**GIVEN REQUEST:**
Search the listing for "under" and copy every line where it appears.

******************************

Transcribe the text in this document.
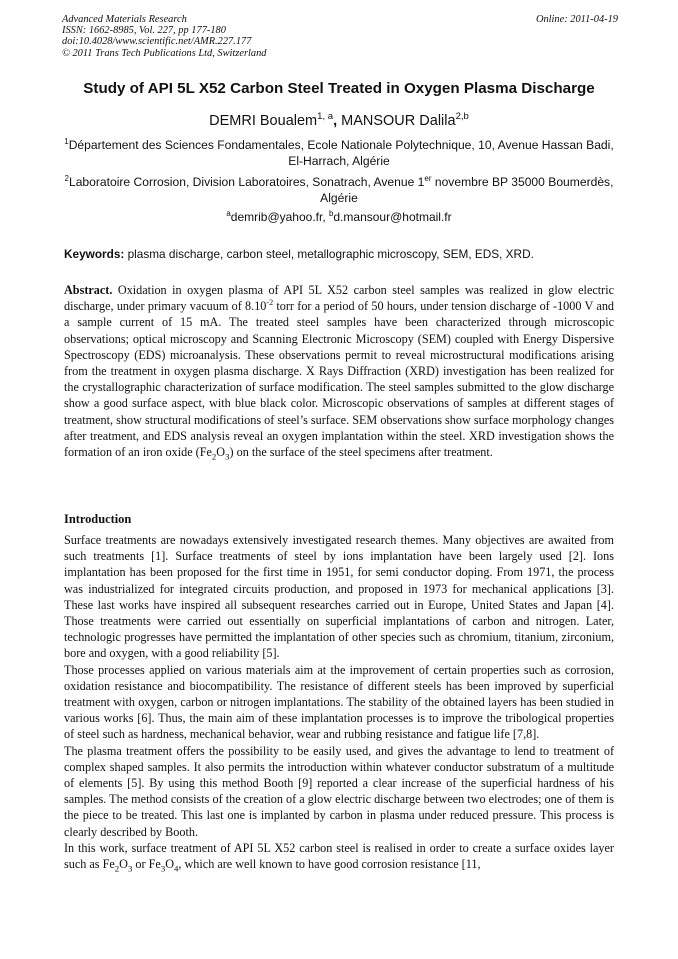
Advanced Materials Research
ISSN: 1662-8985, Vol. 227, pp 177-180
doi:10.4028/www.scientific.net/AMR.227.177
© 2011 Trans Tech Publications Ltd, Switzerland
Online: 2011-04-19
Study of API 5L X52 Carbon Steel Treated in Oxygen Plasma Discharge
DEMRI Boualem$^{1, a}$, MANSOUR Dalila$^{2,b}$
$^1$Département des Sciences Fondamentales, Ecole Nationale Polytechnique, 10, Avenue Hassan Badi, El-Harrach, Algérie
$^2$Laboratoire Corrosion, Division Laboratoires, Sonatrach, Avenue 1er novembre BP 35000 Boumerdès, Algérie
$^a$demrib@yahoo.fr, $^b$d.mansour@hotmail.fr
Keywords: plasma discharge, carbon steel, metallographic microscopy, SEM, EDS, XRD.
Abstract. Oxidation in oxygen plasma of API 5L X52 carbon steel samples was realized in glow electric discharge, under primary vacuum of $8.10^{-2}$ torr for a period of 50 hours, under tension discharge of -1000 V and a sample current of 15 mA. The treated steel samples have been characterized through microscopic observations; optical microscopy and Scanning Electronic Microscopy (SEM) coupled with Energy Dispersive Spectroscopy (EDS) microanalysis. These observations permit to reveal microstructural modifications arising from the treatment in oxygen plasma discharge. X Rays Diffraction (XRD) investigation has been realized for the crystallographic characterization of surface modification. The steel samples submitted to the glow discharge show a good surface aspect, with blue black color. Microscopic observations of samples at different stages of treatment, show structural modifications of steel’s surface. SEM observations show surface morphology changes after treatment, and EDS analysis reveal an oxygen implantation within the steel. XRD investigation shows the formation of an iron oxide $(Fe_2O_3)$ on the surface of the steel specimens after treatment.
Introduction

Surface treatments are nowadays extensively investigated research themes. Many objectives are awaited from such treatments [1]. Surface treatments of steel by ions implantation have been largely used [2]. Ions implantation has been proposed for the first time in 1951, for semi conductor doping. From 1971, the process was industrialized for integrated circuits production, and proposed in 1973 for mechanical applications [3]. These last works have inspired all subsequent researches carried out in Europe, United States and Japan [4]. Those treatments were carried out essentially on superficial implantations of carbon and nitrogen. Later, technologic progresses have permitted the implantation of other species such as chromium, titanium, zirconium, bore and oxygen, with a good reliability [5].

Those processes applied on various materials aim at the improvement of certain properties such as corrosion, oxidation resistance and biocompatibility. The resistance of different steels has been improved by superficial treatment with oxygen, carbon or nitrogen implantations. The stability of the obtained layers has been studied in various works [6]. Thus, the main aim of these implantation processes is to improve the tribological properties of steel such as hardness, mechanical behavior, wear and rubbing resistance and fatigue life [7,8].

The plasma treatment offers the possibility to be easily used, and gives the advantage to lend to treatment of complex shaped samples. It also permits the introduction within whatever conductor substratum of a multitude of elements [5]. By using this method Booth [9] reported a clear increase of the superficial hardness of his samples. The method consists of the creation of a glow electric discharge between two electrodes; one of them is the piece to be treated. This last one is implanted by carbon in plasma under reduced pressure. This process is clearly described by Booth.

In this work, surface treatment of API 5L X52 carbon steel is realised in order to create a surface oxides layer such as $Fe_2O_3$ or $Fe_3O_4$, which are well known to have good corrosion resistance [11,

******************************

**THE ANSWER:**
Abstract. Oxidation in oxygen plasma of API 5L X52 carbon steel samples was realized in glow electric discharge, under primary vacuum of $8.10^{-2}$ torr for a period of 50 hours, under tension discharge of -1000 V and a sample current of 15 mA. The treated steel samples have been characterized through microscopic observations; optical microscopy and Scanning Electronic Microscopy (SEM) coupled with Energy Dispersive Spectroscopy (EDS) microanalysis. These observations permit to reveal microstructural modifications arising from the treatment in oxygen plasma discharge. X Rays Diffraction (XRD) investigation has been realized for the crystallographic characterization of surface modification. The steel samples submitted to the glow discharge show a good surface aspect, with blue black color. Microscopic observations of samples at different stages of treatment, show structural modifications of steel’s surface. SEM observations show surface morphology changes after treatment, and EDS analysis reveal an oxygen implantation within the steel. XRD investigation shows the formation of an iron oxide $(Fe_2O_3)$ on the surface of the steel specimens after treatment.
The plasma treatment offers the possibility to be easily used, and gives the advantage to lend to treatment of complex shaped samples. It also permits the introduction within whatever conductor substratum of a multitude of elements [5]. By using this method Booth [9] reported a clear increase of the superficial hardness of his samples. The method consists of the creation of a glow electric discharge between two electrodes; one of them is the piece to be treated. This last one is implanted by carbon in plasma under reduced pressure. This process is clearly described by Booth.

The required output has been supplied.